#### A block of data
•••••

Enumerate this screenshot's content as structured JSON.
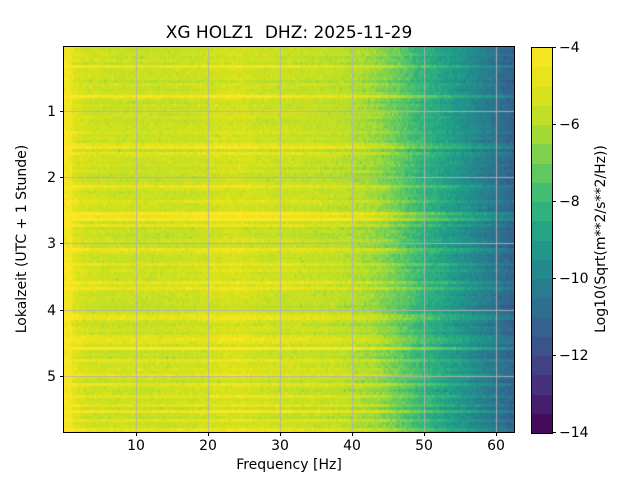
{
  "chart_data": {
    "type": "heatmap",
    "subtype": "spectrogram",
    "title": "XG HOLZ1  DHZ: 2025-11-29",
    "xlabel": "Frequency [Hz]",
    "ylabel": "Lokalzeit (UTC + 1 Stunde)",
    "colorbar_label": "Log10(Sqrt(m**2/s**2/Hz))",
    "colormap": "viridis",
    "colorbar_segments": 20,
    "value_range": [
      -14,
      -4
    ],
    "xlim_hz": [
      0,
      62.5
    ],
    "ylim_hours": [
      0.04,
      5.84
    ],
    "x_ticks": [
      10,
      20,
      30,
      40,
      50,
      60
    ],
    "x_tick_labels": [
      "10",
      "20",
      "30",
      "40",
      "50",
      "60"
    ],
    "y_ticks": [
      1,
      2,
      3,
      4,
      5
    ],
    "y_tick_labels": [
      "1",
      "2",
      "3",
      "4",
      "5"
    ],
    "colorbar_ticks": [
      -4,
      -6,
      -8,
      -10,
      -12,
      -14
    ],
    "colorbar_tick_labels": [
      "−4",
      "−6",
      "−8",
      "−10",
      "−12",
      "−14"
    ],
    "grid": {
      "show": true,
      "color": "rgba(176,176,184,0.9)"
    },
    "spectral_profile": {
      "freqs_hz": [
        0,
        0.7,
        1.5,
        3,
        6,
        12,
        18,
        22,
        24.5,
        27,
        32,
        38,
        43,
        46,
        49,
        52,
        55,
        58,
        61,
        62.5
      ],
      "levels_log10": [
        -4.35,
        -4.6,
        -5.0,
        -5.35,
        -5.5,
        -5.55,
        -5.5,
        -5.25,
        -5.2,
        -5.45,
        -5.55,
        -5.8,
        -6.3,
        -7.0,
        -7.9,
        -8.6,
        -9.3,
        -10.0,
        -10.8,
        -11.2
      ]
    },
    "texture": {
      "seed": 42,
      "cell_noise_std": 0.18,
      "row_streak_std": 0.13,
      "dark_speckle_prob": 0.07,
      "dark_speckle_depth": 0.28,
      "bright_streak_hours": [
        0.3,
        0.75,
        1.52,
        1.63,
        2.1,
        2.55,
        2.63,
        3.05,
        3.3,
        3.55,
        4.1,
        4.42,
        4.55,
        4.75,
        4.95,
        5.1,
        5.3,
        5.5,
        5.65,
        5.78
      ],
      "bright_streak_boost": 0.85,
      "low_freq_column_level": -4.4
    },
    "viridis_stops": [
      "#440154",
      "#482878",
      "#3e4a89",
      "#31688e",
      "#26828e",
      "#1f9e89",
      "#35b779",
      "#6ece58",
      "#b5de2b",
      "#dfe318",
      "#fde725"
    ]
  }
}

•••••

#### Directive
Write out each line again precisely as it appears, skipping every picture.

#### Task response
Enumerate this screenshot's content as structured JSON.
{
  "chart_data": {
    "type": "heatmap",
    "subtype": "spectrogram",
    "title": "XG HOLZ1  DHZ: 2025-11-29",
    "xlabel": "Frequency [Hz]",
    "ylabel": "Lokalzeit (UTC + 1 Stunde)",
    "colorbar_label": "Log10(Sqrt(m**2/s**2/Hz))",
    "colormap": "viridis",
    "colorbar_segments": 20,
    "value_range": [
      -14,
      -4
    ],
    "xlim_hz": [
      0,
      62.5
    ],
    "ylim_hours": [
      0.04,
      5.84
    ],
    "x_ticks": [
      10,
      20,
      30,
      40,
      50,
      60
    ],
    "x_tick_labels": [
      "10",
      "20",
      "30",
      "40",
      "50",
      "60"
    ],
    "y_ticks": [
      1,
      2,
      3,
      4,
      5
    ],
    "y_tick_labels": [
      "1",
      "2",
      "3",
      "4",
      "5"
    ],
    "colorbar_ticks": [
      -4,
      -6,
      -8,
      -10,
      -12,
      -14
    ],
    "colorbar_tick_labels": [
      "−4",
      "−6",
      "−8",
      "−10",
      "−12",
      "−14"
    ],
    "grid": {
      "show": true,
      "color": "rgba(176,176,184,0.9)"
    },
    "spectral_profile": {
      "freqs_hz": [
        0,
        0.7,
        1.5,
        3,
        6,
        12,
        18,
        22,
        24.5,
        27,
        32,
        38,
        43,
        46,
        49,
        52,
        55,
        58,
        61,
        62.5
      ],
      "levels_log10": [
        -4.35,
        -4.6,
        -5.0,
        -5.35,
        -5.5,
        -5.55,
        -5.5,
        -5.25,
        -5.2,
        -5.45,
        -5.55,
        -5.8,
        -6.3,
        -7.0,
        -7.9,
        -8.6,
        -9.3,
        -10.0,
        -10.8,
        -11.2
      ]
    },
    "texture": {
      "seed": 42,
      "cell_noise_std": 0.18,
      "row_streak_std": 0.13,
      "dark_speckle_prob": 0.07,
      "dark_speckle_depth": 0.28,
      "bright_streak_hours": [
        0.3,
        0.75,
        1.52,
        1.63,
        2.1,
        2.55,
        2.63,
        3.05,
        3.3,
        3.55,
        4.1,
        4.42,
        4.55,
        4.75,
        4.95,
        5.1,
        5.3,
        5.5,
        5.65,
        5.78
      ],
      "bright_streak_boost": 0.85,
      "low_freq_column_level": -4.4
    },
    "viridis_stops": [
      "#440154",
      "#482878",
      "#3e4a89",
      "#31688e",
      "#26828e",
      "#1f9e89",
      "#35b779",
      "#6ece58",
      "#b5de2b",
      "#dfe318",
      "#fde725"
    ]
  }
}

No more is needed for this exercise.